**Problem set**
**a)** Decide whether each statement agrees with the PrEP article, answering yes or no and quoting the article's deciding words: (i) Truvada has been FDA-approved as an HIV-preventative since 2012. (ii) Wayne County agencies made fewer than half of Michigan's PrEP referrals from January to September. (iii) State health officials gave a racial breakdown of people in Michigan on PrEP.
**b)** Reproduce the stretch of the PrEP article from "State health officials" through "currently tracking referrals.".
**c)** According to the PrEP article, where was the nearest clinical practice prescribing PrEP located before the PrEVENT clinic opened?

**Passage for review**
┄┄┄┄┄┄┄┄┄┄
Advertisement

The Promise of the Pill

It's blue, and a pill. It's tied to sex, but it's not Viagra. It's Truvada. And although it's been approved by the federal Food and Drug Administration (FDA) for use as an HIV-preventative — and a highly effective one at that — since 2012, access, education and uptake is lacking in Michigan.
"We've had 10, maybe 15 calls for PrEP," said Victoria Cammarata. She's a social worker employed at the Thomas Judd Center in Traverse City. That demand, combined with possible outbreak of HIV among people who use needles to use drugs, specifically opioids, in 11 counties served by the center, has led the agency to open Northern Michigan's first PrEP clinic, called PrEVENT. It official opens on Dec. 1, World AIDS Day.
Until then, the nearest clinical practice prescribing PrEP was located in Clare county, according to data from the state of Michigan.
When the Centers for Disease Control and Prevention released prescribing guidelines for the drug in 2013, an estimated 500,000 people should have gone on the drug. Damon Jacobs, a licensed counselor in New York and founder of the Facebook group PrEP Facts: Rethinking HIV Prevention and Sex, said the most recent numbers, from the end of October, of prescriptions for PrEP released by Gilead, the drugmaker, show nationally 145,000 or so people taking the drug.
Jacobs said the drug is taking off in "little enclaves" like San Francisco, Portland, Chicago, Boston and New York City.
"And consequently a lot of these cities are reporting significant decreases in new HIV diagnoses," he said.
But those numbers reveal a more complicated issue at play in America. There is a racial disparity among those who are accessing and using PrEP, he said.
"White men don't make a significant amount of new HIV diagnoses in the US, whereas African Americans make up, I think the numbers were like 44 percent of new HIV diagnoses in the U.S.," he said. "But only 10 percent of PrEP consumers. So that's a really glaring disparity which tells us something is serious. It tells us that the information, the education, the access is not happening amongst communities and geographic regions where it really needs to happen if we're serious about the whole end of HIV thing."
State health officials were unable to provide a breakdown of the racial makeup of persons in Michigan on PrEP. However, they said from January to September of this year, 1,951 referrals for PrEP were made statewide. Wayne County agencies represented 1,044 of those referrals. Erica Quealy, a spokeswoman for the Michigan Department of Health and Human Services, said that number is almost certainly an undercount because of the way the state is currently tracking referrals.
┄┄┄┄┄┄┄┄┄┄
**Record excerpts**
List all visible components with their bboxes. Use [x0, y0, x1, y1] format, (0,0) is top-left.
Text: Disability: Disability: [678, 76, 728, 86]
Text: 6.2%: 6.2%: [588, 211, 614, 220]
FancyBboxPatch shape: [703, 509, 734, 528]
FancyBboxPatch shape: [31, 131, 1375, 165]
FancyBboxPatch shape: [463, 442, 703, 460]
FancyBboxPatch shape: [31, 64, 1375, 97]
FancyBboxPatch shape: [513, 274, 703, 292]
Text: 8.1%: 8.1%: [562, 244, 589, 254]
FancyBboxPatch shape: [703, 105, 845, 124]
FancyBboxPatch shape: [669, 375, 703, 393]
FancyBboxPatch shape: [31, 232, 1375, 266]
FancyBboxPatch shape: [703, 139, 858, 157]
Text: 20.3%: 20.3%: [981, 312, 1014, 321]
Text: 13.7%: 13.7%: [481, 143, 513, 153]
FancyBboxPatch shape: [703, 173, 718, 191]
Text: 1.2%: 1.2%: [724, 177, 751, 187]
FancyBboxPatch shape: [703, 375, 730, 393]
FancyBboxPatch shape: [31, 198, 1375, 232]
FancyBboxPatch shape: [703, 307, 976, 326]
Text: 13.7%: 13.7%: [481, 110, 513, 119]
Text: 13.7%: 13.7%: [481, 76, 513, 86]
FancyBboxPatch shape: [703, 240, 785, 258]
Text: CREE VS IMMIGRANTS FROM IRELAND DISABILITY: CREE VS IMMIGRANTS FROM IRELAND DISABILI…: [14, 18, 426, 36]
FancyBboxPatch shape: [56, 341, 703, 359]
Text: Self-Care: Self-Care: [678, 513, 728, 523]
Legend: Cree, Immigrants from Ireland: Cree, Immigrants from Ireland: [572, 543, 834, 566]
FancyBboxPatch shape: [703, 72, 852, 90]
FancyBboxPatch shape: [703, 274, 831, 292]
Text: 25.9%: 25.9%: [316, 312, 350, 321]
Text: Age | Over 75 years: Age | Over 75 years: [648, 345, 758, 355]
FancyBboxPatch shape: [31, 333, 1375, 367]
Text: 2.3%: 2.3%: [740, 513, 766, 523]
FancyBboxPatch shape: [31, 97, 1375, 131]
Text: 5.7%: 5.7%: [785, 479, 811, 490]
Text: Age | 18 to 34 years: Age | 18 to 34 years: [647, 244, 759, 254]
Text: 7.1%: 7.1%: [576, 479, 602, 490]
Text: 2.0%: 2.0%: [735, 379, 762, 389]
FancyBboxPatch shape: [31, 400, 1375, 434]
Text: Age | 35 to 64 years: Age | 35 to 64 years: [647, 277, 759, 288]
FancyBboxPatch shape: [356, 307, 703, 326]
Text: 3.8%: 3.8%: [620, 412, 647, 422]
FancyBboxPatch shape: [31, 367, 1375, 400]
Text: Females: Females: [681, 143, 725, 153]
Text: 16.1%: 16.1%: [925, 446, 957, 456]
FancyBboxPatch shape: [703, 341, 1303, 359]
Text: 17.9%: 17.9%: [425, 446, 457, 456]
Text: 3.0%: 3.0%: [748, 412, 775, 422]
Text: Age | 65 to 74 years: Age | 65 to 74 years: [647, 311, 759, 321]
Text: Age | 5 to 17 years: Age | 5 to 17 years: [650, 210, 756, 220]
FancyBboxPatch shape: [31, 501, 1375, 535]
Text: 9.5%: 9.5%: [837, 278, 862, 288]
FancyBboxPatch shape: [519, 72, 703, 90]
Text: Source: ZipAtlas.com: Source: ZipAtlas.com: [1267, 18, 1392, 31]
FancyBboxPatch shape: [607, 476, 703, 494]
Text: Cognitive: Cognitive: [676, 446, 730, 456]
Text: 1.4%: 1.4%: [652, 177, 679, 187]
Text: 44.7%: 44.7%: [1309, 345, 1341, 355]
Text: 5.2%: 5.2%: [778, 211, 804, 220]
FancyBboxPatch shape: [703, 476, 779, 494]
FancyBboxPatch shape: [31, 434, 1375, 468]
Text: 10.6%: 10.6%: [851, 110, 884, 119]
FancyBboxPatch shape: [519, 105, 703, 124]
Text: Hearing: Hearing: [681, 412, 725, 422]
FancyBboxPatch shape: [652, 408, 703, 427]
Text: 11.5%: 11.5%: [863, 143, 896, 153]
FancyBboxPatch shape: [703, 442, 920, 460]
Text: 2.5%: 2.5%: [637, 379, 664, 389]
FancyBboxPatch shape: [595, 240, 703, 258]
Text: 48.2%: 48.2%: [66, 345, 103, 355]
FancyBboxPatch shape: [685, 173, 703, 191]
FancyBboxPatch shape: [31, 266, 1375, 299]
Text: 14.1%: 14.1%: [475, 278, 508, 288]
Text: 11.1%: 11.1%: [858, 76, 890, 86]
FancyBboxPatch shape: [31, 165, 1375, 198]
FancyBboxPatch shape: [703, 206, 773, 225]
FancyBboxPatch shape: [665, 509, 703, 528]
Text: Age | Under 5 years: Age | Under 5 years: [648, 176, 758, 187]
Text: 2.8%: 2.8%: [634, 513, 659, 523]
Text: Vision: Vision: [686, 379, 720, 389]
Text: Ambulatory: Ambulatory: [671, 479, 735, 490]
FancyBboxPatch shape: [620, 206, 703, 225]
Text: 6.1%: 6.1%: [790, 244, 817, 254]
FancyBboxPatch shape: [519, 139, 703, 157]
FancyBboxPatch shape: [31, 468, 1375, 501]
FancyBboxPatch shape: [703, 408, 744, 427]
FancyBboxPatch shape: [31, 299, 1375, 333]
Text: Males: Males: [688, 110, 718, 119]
┄┄┄┄┄┄┄┄┄┄
**Outputs for the tasks**
**a)**
(i) Yes: "it's been approved by the federal Food and Drug Administration (FDA) for use as an HIV-preventative — and a highly effective one at that — since 2012"
(ii) No: "from January to September of this year, 1,951 referrals for PrEP were made statewide. Wayne County agencies represented 1,044 of those referrals."
(iii) No: "State health officials were unable to provide a breakdown of the racial makeup of persons in Michigan on PrEP."

**b)**
State health officials were unable to provide a breakdown of the racial makeup of persons in Michigan on PrEP. However, they said from January to September of this year, 1,951 referrals for PrEP were made statewide. Wayne County agencies represented 1,044 of those referrals. Erica Quealy, a spokeswoman for the Michigan Department of Health and Human Services, said that number is almost certainly an undercount because of the way the state is currently tracking referrals.

**c)** It was in Clare county.